REQUEST:
Go through the listing beneath this task and return every line that carries the string "область".

(Stored records)
──────

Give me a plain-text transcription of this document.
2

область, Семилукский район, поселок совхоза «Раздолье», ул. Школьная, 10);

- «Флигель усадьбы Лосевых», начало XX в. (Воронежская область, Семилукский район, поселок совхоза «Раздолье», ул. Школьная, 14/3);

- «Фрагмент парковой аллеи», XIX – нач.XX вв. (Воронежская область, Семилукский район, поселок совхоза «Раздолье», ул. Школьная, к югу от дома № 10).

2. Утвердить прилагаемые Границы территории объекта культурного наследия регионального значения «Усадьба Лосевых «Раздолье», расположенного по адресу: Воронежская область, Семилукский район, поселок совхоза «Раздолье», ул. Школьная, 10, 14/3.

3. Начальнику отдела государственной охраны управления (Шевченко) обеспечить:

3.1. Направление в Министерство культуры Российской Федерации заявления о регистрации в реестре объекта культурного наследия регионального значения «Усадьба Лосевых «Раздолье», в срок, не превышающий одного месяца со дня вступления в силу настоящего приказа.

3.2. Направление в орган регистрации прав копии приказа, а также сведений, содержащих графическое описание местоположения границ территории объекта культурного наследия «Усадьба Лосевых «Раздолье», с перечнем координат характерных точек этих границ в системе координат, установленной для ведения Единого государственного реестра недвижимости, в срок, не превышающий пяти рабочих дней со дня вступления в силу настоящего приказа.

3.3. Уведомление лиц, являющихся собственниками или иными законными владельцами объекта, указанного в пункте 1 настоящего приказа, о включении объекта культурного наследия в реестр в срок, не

──────

OUTPUT BELOW:
область, Семилукский район, поселок совхоза «Раздолье», ул. Школьная, 10);
- «Флигель усадьбы Лосевых», начало XX в. (Воронежская область, Семилукский район, поселок совхоза «Раздолье», ул. Школьная, 14/3);
- «Фрагмент парковой аллеи», XIX – нач.XX вв. (Воронежская область, Семилукский район, поселок совхоза «Раздолье», ул. Школьная, к югу от дома № 10).
2. Утвердить прилагаемые Границы территории объекта культурного наследия регионального значения «Усадьба Лосевых «Раздолье», расположенного по адресу: Воронежская область, Семилукский район, поселок совхоза «Раздолье», ул. Школьная, 10, 14/3.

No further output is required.